▶ _EXERCISE MATERIAL_:
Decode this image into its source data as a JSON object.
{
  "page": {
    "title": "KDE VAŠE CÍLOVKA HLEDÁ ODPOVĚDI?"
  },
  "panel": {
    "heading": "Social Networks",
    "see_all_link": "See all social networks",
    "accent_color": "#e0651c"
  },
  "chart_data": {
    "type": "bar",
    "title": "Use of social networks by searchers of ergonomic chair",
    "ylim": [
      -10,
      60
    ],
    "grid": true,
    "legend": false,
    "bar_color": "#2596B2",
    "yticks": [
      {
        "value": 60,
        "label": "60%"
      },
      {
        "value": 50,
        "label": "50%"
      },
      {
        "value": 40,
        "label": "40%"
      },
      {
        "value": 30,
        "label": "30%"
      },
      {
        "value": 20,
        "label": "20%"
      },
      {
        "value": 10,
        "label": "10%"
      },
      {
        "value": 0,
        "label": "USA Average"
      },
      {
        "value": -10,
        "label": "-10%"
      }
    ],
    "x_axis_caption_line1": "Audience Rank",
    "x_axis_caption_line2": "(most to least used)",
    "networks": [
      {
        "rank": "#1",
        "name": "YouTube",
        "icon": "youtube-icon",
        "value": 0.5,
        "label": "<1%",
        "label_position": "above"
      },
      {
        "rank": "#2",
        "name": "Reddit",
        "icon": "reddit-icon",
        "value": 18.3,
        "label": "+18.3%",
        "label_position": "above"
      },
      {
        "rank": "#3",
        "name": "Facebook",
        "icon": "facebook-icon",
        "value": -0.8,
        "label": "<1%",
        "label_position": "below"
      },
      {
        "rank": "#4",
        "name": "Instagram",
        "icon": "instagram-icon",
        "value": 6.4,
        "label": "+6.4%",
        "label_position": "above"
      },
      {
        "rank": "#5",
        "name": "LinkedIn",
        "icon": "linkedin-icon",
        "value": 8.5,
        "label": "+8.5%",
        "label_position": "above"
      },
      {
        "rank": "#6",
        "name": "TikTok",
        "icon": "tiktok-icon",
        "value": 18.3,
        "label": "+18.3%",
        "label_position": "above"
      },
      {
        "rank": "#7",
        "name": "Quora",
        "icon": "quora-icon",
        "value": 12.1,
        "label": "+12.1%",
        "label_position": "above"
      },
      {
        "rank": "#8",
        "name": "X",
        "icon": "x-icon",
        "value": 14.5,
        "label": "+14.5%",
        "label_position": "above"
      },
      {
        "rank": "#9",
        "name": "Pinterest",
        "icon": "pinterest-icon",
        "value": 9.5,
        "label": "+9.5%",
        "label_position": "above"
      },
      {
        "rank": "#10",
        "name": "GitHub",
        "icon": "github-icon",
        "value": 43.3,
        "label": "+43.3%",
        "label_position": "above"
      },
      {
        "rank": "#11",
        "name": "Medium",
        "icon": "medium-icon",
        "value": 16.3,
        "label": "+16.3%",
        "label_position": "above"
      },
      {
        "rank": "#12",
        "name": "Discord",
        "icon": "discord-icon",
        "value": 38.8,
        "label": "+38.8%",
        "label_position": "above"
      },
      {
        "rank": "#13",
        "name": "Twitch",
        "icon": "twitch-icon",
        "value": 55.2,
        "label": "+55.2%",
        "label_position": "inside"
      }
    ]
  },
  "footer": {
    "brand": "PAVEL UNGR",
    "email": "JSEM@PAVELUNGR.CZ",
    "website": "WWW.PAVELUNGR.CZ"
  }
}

▶ _STATED PROBLEM_:
Print the complete listing again, exactly as it stands.

▶ _RESULT_:
Decode this image into its source data as a JSON object.
{
  "page": {
    "title": "KDE VAŠE CÍLOVKA HLEDÁ ODPOVĚDI?"
  },
  "panel": {
    "heading": "Social Networks",
    "see_all_link": "See all social networks",
    "accent_color": "#e0651c"
  },
  "chart_data": {
    "type": "bar",
    "title": "Use of social networks by searchers of ergonomic chair",
    "ylim": [
      -10,
      60
    ],
    "grid": true,
    "legend": false,
    "bar_color": "#2596B2",
    "yticks": [
      {
        "value": 60,
        "label": "60%"
      },
      {
        "value": 50,
        "label": "50%"
      },
      {
        "value": 40,
        "label": "40%"
      },
      {
        "value": 30,
        "label": "30%"
      },
      {
        "value": 20,
        "label": "20%"
      },
      {
        "value": 10,
        "label": "10%"
      },
      {
        "value": 0,
        "label": "USA Average"
      },
      {
        "value": -10,
        "label": "-10%"
      }
    ],
    "x_axis_caption_line1": "Audience Rank",
    "x_axis_caption_line2": "(most to least used)",
    "networks": [
      {
        "rank": "#1",
        "name": "YouTube",
        "icon": "youtube-icon",
        "value": 0.5,
        "label": "<1%",
        "label_position": "above"
      },
      {
        "rank": "#2",
        "name": "Reddit",
        "icon": "reddit-icon",
        "value": 18.3,
        "label": "+18.3%",
        "label_position": "above"
      },
      {
        "rank": "#3",
        "name": "Facebook",
        "icon": "facebook-icon",
        "value": -0.8,
        "label": "<1%",
        "label_position": "below"
      },
      {
        "rank": "#4",
        "name": "Instagram",
        "icon": "instagram-icon",
        "value": 6.4,
        "label": "+6.4%",
        "label_position": "above"
      },
      {
        "rank": "#5",
        "name": "LinkedIn",
        "icon": "linkedin-icon",
        "value": 8.5,
        "label": "+8.5%",
        "label_position": "above"
      },
      {
        "rank": "#6",
        "name": "TikTok",
        "icon": "tiktok-icon",
        "value": 18.3,
        "label": "+18.3%",
        "label_position": "above"
      },
      {
        "rank": "#7",
        "name": "Quora",
        "icon": "quora-icon",
        "value": 12.1,
        "label": "+12.1%",
        "label_position": "above"
      },
      {
        "rank": "#8",
        "name": "X",
        "icon": "x-icon",
        "value": 14.5,
        "label": "+14.5%",
        "label_position": "above"
      },
      {
        "rank": "#9",
        "name": "Pinterest",
        "icon": "pinterest-icon",
        "value": 9.5,
        "label": "+9.5%",
        "label_position": "above"
      },
      {
        "rank": "#10",
        "name": "GitHub",
        "icon": "github-icon",
        "value": 43.3,
        "label": "+43.3%",
        "label_position": "above"
      },
      {
        "rank": "#11",
        "name": "Medium",
        "icon": "medium-icon",
        "value": 16.3,
        "label": "+16.3%",
        "label_position": "above"
      },
      {
        "rank": "#12",
        "name": "Discord",
        "icon": "discord-icon",
        "value": 38.8,
        "label": "+38.8%",
        "label_position": "above"
      },
      {
        "rank": "#13",
        "name": "Twitch",
        "icon": "twitch-icon",
        "value": 55.2,
        "label": "+55.2%",
        "label_position": "inside"
      }
    ]
  },
  "footer": {
    "brand": "PAVEL UNGR",
    "email": "JSEM@PAVELUNGR.CZ",
    "website": "WWW.PAVELUNGR.CZ"
  }
}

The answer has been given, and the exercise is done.